BEGIN

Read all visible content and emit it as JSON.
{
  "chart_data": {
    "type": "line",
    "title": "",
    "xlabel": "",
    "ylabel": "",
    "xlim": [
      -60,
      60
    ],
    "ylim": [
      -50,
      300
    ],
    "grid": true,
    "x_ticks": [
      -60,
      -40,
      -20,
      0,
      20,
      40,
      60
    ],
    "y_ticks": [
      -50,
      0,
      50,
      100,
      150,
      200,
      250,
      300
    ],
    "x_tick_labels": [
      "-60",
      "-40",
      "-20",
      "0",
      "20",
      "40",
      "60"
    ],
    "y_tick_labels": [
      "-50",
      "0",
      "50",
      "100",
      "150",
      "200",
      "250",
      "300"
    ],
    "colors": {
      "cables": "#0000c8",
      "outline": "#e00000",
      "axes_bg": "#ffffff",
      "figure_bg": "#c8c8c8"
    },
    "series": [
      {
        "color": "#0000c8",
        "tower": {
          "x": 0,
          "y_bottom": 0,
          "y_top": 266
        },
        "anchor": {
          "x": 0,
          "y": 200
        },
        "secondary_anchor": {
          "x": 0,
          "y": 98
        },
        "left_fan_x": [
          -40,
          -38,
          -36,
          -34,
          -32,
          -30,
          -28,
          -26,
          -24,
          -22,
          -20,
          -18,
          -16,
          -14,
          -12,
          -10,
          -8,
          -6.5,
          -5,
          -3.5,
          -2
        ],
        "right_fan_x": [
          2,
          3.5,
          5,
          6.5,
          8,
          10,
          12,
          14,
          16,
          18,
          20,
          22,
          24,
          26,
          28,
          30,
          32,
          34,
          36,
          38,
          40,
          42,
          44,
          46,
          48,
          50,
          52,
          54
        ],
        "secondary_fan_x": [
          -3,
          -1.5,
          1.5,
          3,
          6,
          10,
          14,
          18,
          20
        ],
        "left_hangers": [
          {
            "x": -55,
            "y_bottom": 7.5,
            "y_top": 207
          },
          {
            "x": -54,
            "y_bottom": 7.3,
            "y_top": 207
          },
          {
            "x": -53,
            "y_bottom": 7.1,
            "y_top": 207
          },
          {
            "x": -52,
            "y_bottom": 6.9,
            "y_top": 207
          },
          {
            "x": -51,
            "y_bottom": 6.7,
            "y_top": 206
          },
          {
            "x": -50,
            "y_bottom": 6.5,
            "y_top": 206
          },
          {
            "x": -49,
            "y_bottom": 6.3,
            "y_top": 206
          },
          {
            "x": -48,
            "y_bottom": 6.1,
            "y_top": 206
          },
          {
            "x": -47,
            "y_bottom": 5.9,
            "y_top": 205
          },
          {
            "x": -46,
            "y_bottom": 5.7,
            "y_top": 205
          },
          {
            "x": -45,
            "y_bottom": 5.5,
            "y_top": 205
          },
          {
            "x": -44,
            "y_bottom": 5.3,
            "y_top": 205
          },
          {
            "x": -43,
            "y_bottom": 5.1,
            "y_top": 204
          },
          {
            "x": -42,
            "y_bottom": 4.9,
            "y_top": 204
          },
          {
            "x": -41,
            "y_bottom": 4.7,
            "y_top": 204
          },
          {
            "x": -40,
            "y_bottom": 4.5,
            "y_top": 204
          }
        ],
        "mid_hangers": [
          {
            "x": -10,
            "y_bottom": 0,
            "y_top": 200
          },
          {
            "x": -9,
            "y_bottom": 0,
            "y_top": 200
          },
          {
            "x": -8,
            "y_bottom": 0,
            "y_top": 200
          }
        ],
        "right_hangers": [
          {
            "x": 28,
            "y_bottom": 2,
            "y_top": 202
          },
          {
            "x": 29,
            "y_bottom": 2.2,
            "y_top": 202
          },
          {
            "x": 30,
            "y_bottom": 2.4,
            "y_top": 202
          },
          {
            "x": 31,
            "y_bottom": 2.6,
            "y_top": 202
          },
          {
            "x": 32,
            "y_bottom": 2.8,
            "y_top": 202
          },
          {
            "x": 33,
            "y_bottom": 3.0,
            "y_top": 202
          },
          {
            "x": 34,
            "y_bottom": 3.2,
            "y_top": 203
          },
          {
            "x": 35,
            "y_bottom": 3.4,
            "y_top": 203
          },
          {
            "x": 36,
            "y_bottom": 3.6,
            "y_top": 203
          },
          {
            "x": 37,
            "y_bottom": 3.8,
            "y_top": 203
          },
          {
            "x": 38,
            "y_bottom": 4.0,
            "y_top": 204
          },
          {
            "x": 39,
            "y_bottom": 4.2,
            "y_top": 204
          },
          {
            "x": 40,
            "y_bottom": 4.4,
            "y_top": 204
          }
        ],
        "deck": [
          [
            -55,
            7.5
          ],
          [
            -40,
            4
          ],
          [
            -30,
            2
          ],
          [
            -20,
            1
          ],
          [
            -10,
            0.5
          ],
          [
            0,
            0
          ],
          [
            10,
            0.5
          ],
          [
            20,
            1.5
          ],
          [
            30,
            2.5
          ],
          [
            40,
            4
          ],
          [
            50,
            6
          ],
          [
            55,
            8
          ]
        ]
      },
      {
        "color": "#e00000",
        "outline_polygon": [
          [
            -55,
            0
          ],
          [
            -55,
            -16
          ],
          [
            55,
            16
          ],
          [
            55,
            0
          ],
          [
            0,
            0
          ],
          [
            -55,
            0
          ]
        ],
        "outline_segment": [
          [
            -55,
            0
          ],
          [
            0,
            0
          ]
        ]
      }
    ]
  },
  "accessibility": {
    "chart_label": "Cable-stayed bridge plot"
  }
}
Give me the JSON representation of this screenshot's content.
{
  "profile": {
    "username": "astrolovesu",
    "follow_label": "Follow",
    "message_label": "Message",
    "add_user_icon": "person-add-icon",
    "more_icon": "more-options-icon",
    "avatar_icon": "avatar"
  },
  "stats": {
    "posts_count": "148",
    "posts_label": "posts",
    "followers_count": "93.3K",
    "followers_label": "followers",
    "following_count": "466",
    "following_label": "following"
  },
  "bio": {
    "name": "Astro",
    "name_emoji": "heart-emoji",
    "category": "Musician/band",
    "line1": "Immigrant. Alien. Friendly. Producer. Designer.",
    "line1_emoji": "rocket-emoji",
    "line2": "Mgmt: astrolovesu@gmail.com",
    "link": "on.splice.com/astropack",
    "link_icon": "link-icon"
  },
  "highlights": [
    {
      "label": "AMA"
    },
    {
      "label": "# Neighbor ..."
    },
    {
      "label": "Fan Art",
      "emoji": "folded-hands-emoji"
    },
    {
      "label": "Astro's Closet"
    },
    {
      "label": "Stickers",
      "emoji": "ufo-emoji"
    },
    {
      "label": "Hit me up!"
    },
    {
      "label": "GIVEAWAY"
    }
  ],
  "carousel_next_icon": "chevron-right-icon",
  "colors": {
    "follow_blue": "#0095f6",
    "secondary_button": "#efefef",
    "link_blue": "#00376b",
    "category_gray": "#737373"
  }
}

END

DESCRIPTION OF THE TASK: Please set down each line of the records exactly as given.

FINAL RESULT:
Read all visible content and emit it as JSON.
{
  "chart_data": {
    "type": "line",
    "title": "",
    "xlabel": "",
    "ylabel": "",
    "xlim": [
      -60,
      60
    ],
    "ylim": [
      -50,
      300
    ],
    "grid": true,
    "x_ticks": [
      -60,
      -40,
      -20,
      0,
      20,
      40,
      60
    ],
    "y_ticks": [
      -50,
      0,
      50,
      100,
      150,
      200,
      250,
      300
    ],
    "x_tick_labels": [
      "-60",
      "-40",
      "-20",
      "0",
      "20",
      "40",
      "60"
    ],
    "y_tick_labels": [
      "-50",
      "0",
      "50",
      "100",
      "150",
      "200",
      "250",
      "300"
    ],
    "colors": {
      "cables": "#0000c8",
      "outline": "#e00000",
      "axes_bg": "#ffffff",
      "figure_bg": "#c8c8c8"
    },
    "series": [
      {
        "color": "#0000c8",
        "tower": {
          "x": 0,
          "y_bottom": 0,
          "y_top": 266
        },
        "anchor": {
          "x": 0,
          "y": 200
        },
        "secondary_anchor": {
          "x": 0,
          "y": 98
        },
        "left_fan_x": [
          -40,
          -38,
          -36,
          -34,
          -32,
          -30,
          -28,
          -26,
          -24,
          -22,
          -20,
          -18,
          -16,
          -14,
          -12,
          -10,
          -8,
          -6.5,
          -5,
          -3.5,
          -2
        ],
        "right_fan_x": [
          2,
          3.5,
          5,
          6.5,
          8,
          10,
          12,
          14,
          16,
          18,
          20,
          22,
          24,
          26,
          28,
          30,
          32,
          34,
          36,
          38,
          40,
          42,
          44,
          46,
          48,
          50,
          52,
          54
        ],
        "secondary_fan_x": [
          -3,
          -1.5,
          1.5,
          3,
          6,
          10,
          14,
          18,
          20
        ],
        "left_hangers": [
          {
            "x": -55,
            "y_bottom": 7.5,
            "y_top": 207
          },
          {
            "x": -54,
            "y_bottom": 7.3,
            "y_top": 207
          },
          {
            "x": -53,
            "y_bottom": 7.1,
            "y_top": 207
          },
          {
            "x": -52,
            "y_bottom": 6.9,
            "y_top": 207
          },
          {
            "x": -51,
            "y_bottom": 6.7,
            "y_top": 206
          },
          {
            "x": -50,
            "y_bottom": 6.5,
            "y_top": 206
          },
          {
            "x": -49,
            "y_bottom": 6.3,
            "y_top": 206
          },
          {
            "x": -48,
            "y_bottom": 6.1,
            "y_top": 206
          },
          {
            "x": -47,
            "y_bottom": 5.9,
            "y_top": 205
          },
          {
            "x": -46,
            "y_bottom": 5.7,
            "y_top": 205
          },
          {
            "x": -45,
            "y_bottom": 5.5,
            "y_top": 205
          },
          {
            "x": -44,
            "y_bottom": 5.3,
            "y_top": 205
          },
          {
            "x": -43,
            "y_bottom": 5.1,
            "y_top": 204
          },
          {
            "x": -42,
            "y_bottom": 4.9,
            "y_top": 204
          },
          {
            "x": -41,
            "y_bottom": 4.7,
            "y_top": 204
          },
          {
            "x": -40,
            "y_bottom": 4.5,
            "y_top": 204
          }
        ],
        "mid_hangers": [
          {
            "x": -10,
            "y_bottom": 0,
            "y_top": 200
          },
          {
            "x": -9,
            "y_bottom": 0,
            "y_top": 200
          },
          {
            "x": -8,
            "y_bottom": 0,
            "y_top": 200
          }
        ],
        "right_hangers": [
          {
            "x": 28,
            "y_bottom": 2,
            "y_top": 202
          },
          {
            "x": 29,
            "y_bottom": 2.2,
            "y_top": 202
          },
          {
            "x": 30,
            "y_bottom": 2.4,
            "y_top": 202
          },
          {
            "x": 31,
            "y_bottom": 2.6,
            "y_top": 202
          },
          {
            "x": 32,
            "y_bottom": 2.8,
            "y_top": 202
          },
          {
            "x": 33,
            "y_bottom": 3.0,
            "y_top": 202
          },
          {
            "x": 34,
            "y_bottom": 3.2,
            "y_top": 203
          },
          {
            "x": 35,
            "y_bottom": 3.4,
            "y_top": 203
          },
          {
            "x": 36,
            "y_bottom": 3.6,
            "y_top": 203
          },
          {
            "x": 37,
            "y_bottom": 3.8,
            "y_top": 203
          },
          {
            "x": 38,
            "y_bottom": 4.0,
            "y_top": 204
          },
          {
            "x": 39,
            "y_bottom": 4.2,
            "y_top": 204
          },
          {
            "x": 40,
            "y_bottom": 4.4,
            "y_top": 204
          }
        ],
        "deck": [
          [
            -55,
            7.5
          ],
          [
            -40,
            4
          ],
          [
            -30,
            2
          ],
          [
            -20,
            1
          ],
          [
            -10,
            0.5
          ],
          [
            0,
            0
          ],
          [
            10,
            0.5
          ],
          [
            20,
            1.5
          ],
          [
            30,
            2.5
          ],
          [
            40,
            4
          ],
          [
            50,
            6
          ],
          [
            55,
            8
          ]
        ]
      },
      {
        "color": "#e00000",
        "outline_polygon": [
          [
            -55,
            0
          ],
          [
            -55,
            -16
          ],
          [
            55,
            16
          ],
          [
            55,
            0
          ],
          [
            0,
            0
          ],
          [
            -55,
            0
          ]
        ],
        "outline_segment": [
          [
            -55,
            0
          ],
          [
            0,
            0
          ]
        ]
      }
    ]
  },
  "accessibility": {
    "chart_label": "Cable-stayed bridge plot"
  }
}
Give me the JSON representation of this screenshot's content.
{
  "profile": {
    "username": "astrolovesu",
    "follow_label": "Follow",
    "message_label": "Message",
    "add_user_icon": "person-add-icon",
    "more_icon": "more-options-icon",
    "avatar_icon": "avatar"
  },
  "stats": {
    "posts_count": "148",
    "posts_label": "posts",
    "followers_count": "93.3K",
    "followers_label": "followers",
    "following_count": "466",
    "following_label": "following"
  },
  "bio": {
    "name": "Astro",
    "name_emoji": "heart-emoji",
    "category": "Musician/band",
    "line1": "Immigrant. Alien. Friendly. Producer. Designer.",
    "line1_emoji": "rocket-emoji",
    "line2": "Mgmt: astrolovesu@gmail.com",
    "link": "on.splice.com/astropack",
    "link_icon": "link-icon"
  },
  "highlights": [
    {
      "label": "AMA"
    },
    {
      "label": "# Neighbor ..."
    },
    {
      "label": "Fan Art",
      "emoji": "folded-hands-emoji"
    },
    {
      "label": "Astro's Closet"
    },
    {
      "label": "Stickers",
      "emoji": "ufo-emoji"
    },
    {
      "label": "Hit me up!"
    },
    {
      "label": "GIVEAWAY"
    }
  ],
  "carousel_next_icon": "chevron-right-icon",
  "colors": {
    "follow_blue": "#0095f6",
    "secondary_button": "#efefef",
    "link_blue": "#00376b",
    "category_gray": "#737373"
  }
}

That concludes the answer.